● TO DO
Restate the full set of records exactly, word for word.

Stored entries
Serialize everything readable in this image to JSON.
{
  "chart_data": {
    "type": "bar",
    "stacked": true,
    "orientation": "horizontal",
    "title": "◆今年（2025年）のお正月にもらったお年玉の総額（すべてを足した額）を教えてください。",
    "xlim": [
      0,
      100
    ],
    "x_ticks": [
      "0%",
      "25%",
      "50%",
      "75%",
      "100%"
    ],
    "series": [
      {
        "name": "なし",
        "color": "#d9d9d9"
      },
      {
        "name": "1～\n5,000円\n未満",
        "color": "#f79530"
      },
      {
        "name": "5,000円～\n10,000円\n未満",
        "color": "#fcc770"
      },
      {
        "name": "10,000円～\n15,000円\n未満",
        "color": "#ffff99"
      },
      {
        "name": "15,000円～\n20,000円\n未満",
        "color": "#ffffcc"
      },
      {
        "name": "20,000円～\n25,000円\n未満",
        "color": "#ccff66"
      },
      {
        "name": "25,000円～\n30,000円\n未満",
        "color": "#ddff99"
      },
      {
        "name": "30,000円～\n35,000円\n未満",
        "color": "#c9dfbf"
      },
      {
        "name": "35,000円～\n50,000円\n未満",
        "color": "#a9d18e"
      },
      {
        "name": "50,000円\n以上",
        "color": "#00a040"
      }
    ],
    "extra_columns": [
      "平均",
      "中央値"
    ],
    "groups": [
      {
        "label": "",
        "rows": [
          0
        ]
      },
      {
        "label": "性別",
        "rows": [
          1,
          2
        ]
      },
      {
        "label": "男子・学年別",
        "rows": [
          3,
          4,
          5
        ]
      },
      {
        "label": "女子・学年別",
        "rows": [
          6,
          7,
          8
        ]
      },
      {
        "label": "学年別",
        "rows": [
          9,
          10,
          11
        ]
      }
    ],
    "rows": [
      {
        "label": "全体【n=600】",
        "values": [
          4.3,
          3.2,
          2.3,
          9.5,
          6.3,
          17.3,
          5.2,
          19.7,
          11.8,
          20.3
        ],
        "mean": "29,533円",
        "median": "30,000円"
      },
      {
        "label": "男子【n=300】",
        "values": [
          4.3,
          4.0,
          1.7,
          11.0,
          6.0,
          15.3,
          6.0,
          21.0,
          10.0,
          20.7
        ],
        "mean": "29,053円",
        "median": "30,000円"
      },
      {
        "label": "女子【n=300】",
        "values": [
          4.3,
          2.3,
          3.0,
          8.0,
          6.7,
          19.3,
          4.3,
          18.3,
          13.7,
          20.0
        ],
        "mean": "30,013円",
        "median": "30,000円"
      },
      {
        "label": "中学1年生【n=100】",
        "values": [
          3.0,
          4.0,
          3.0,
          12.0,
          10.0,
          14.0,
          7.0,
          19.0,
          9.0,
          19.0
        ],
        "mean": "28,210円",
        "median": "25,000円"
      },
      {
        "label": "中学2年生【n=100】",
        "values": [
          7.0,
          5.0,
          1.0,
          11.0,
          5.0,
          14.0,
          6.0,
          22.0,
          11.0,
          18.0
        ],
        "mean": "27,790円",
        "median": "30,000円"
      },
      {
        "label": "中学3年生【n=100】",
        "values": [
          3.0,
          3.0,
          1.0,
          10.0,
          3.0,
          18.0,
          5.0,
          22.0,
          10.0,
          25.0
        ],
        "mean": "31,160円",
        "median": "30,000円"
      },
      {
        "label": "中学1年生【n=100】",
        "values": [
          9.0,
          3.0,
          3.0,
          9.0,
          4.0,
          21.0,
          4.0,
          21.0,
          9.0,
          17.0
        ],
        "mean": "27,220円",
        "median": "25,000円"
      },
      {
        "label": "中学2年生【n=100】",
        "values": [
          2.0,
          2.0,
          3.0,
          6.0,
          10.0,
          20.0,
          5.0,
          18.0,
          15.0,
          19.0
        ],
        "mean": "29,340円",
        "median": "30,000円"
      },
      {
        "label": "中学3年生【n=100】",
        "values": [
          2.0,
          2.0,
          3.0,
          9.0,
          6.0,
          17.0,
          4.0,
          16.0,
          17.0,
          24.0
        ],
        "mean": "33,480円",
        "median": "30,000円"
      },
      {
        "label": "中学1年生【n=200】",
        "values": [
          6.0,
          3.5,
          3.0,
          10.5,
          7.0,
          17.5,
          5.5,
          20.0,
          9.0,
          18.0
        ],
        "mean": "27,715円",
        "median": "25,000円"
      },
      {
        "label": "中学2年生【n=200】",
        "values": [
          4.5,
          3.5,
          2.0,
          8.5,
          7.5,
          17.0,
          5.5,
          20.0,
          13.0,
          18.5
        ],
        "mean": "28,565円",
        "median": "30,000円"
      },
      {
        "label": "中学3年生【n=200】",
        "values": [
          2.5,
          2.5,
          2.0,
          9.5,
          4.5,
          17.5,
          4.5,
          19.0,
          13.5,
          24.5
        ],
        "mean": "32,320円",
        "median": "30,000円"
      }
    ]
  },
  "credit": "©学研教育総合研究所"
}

● EXERCISE RESPONSE
Serialize everything readable in this image to JSON.
{
  "chart_data": {
    "type": "bar",
    "stacked": true,
    "orientation": "horizontal",
    "title": "◆今年（2025年）のお正月にもらったお年玉の総額（すべてを足した額）を教えてください。",
    "xlim": [
      0,
      100
    ],
    "x_ticks": [
      "0%",
      "25%",
      "50%",
      "75%",
      "100%"
    ],
    "series": [
      {
        "name": "なし",
        "color": "#d9d9d9"
      },
      {
        "name": "1～\n5,000円\n未満",
        "color": "#f79530"
      },
      {
        "name": "5,000円～\n10,000円\n未満",
        "color": "#fcc770"
      },
      {
        "name": "10,000円～\n15,000円\n未満",
        "color": "#ffff99"
      },
      {
        "name": "15,000円～\n20,000円\n未満",
        "color": "#ffffcc"
      },
      {
        "name": "20,000円～\n25,000円\n未満",
        "color": "#ccff66"
      },
      {
        "name": "25,000円～\n30,000円\n未満",
        "color": "#ddff99"
      },
      {
        "name": "30,000円～\n35,000円\n未満",
        "color": "#c9dfbf"
      },
      {
        "name": "35,000円～\n50,000円\n未満",
        "color": "#a9d18e"
      },
      {
        "name": "50,000円\n以上",
        "color": "#00a040"
      }
    ],
    "extra_columns": [
      "平均",
      "中央値"
    ],
    "groups": [
      {
        "label": "",
        "rows": [
          0
        ]
      },
      {
        "label": "性別",
        "rows": [
          1,
          2
        ]
      },
      {
        "label": "男子・学年別",
        "rows": [
          3,
          4,
          5
        ]
      },
      {
        "label": "女子・学年別",
        "rows": [
          6,
          7,
          8
        ]
      },
      {
        "label": "学年別",
        "rows": [
          9,
          10,
          11
        ]
      }
    ],
    "rows": [
      {
        "label": "全体【n=600】",
        "values": [
          4.3,
          3.2,
          2.3,
          9.5,
          6.3,
          17.3,
          5.2,
          19.7,
          11.8,
          20.3
        ],
        "mean": "29,533円",
        "median": "30,000円"
      },
      {
        "label": "男子【n=300】",
        "values": [
          4.3,
          4.0,
          1.7,
          11.0,
          6.0,
          15.3,
          6.0,
          21.0,
          10.0,
          20.7
        ],
        "mean": "29,053円",
        "median": "30,000円"
      },
      {
        "label": "女子【n=300】",
        "values": [
          4.3,
          2.3,
          3.0,
          8.0,
          6.7,
          19.3,
          4.3,
          18.3,
          13.7,
          20.0
        ],
        "mean": "30,013円",
        "median": "30,000円"
      },
      {
        "label": "中学1年生【n=100】",
        "values": [
          3.0,
          4.0,
          3.0,
          12.0,
          10.0,
          14.0,
          7.0,
          19.0,
          9.0,
          19.0
        ],
        "mean": "28,210円",
        "median": "25,000円"
      },
      {
        "label": "中学2年生【n=100】",
        "values": [
          7.0,
          5.0,
          1.0,
          11.0,
          5.0,
          14.0,
          6.0,
          22.0,
          11.0,
          18.0
        ],
        "mean": "27,790円",
        "median": "30,000円"
      },
      {
        "label": "中学3年生【n=100】",
        "values": [
          3.0,
          3.0,
          1.0,
          10.0,
          3.0,
          18.0,
          5.0,
          22.0,
          10.0,
          25.0
        ],
        "mean": "31,160円",
        "median": "30,000円"
      },
      {
        "label": "中学1年生【n=100】",
        "values": [
          9.0,
          3.0,
          3.0,
          9.0,
          4.0,
          21.0,
          4.0,
          21.0,
          9.0,
          17.0
        ],
        "mean": "27,220円",
        "median": "25,000円"
      },
      {
        "label": "中学2年生【n=100】",
        "values": [
          2.0,
          2.0,
          3.0,
          6.0,
          10.0,
          20.0,
          5.0,
          18.0,
          15.0,
          19.0
        ],
        "mean": "29,340円",
        "median": "30,000円"
      },
      {
        "label": "中学3年生【n=100】",
        "values": [
          2.0,
          2.0,
          3.0,
          9.0,
          6.0,
          17.0,
          4.0,
          16.0,
          17.0,
          24.0
        ],
        "mean": "33,480円",
        "median": "30,000円"
      },
      {
        "label": "中学1年生【n=200】",
        "values": [
          6.0,
          3.5,
          3.0,
          10.5,
          7.0,
          17.5,
          5.5,
          20.0,
          9.0,
          18.0
        ],
        "mean": "27,715円",
        "median": "25,000円"
      },
      {
        "label": "中学2年生【n=200】",
        "values": [
          4.5,
          3.5,
          2.0,
          8.5,
          7.5,
          17.0,
          5.5,
          20.0,
          13.0,
          18.5
        ],
        "mean": "28,565円",
        "median": "30,000円"
      },
      {
        "label": "中学3年生【n=200】",
        "values": [
          2.5,
          2.5,
          2.0,
          9.5,
          4.5,
          17.5,
          4.5,
          19.0,
          13.5,
          24.5
        ],
        "mean": "32,320円",
        "median": "30,000円"
      }
    ]
  },
  "credit": "©学研教育総合研究所"
}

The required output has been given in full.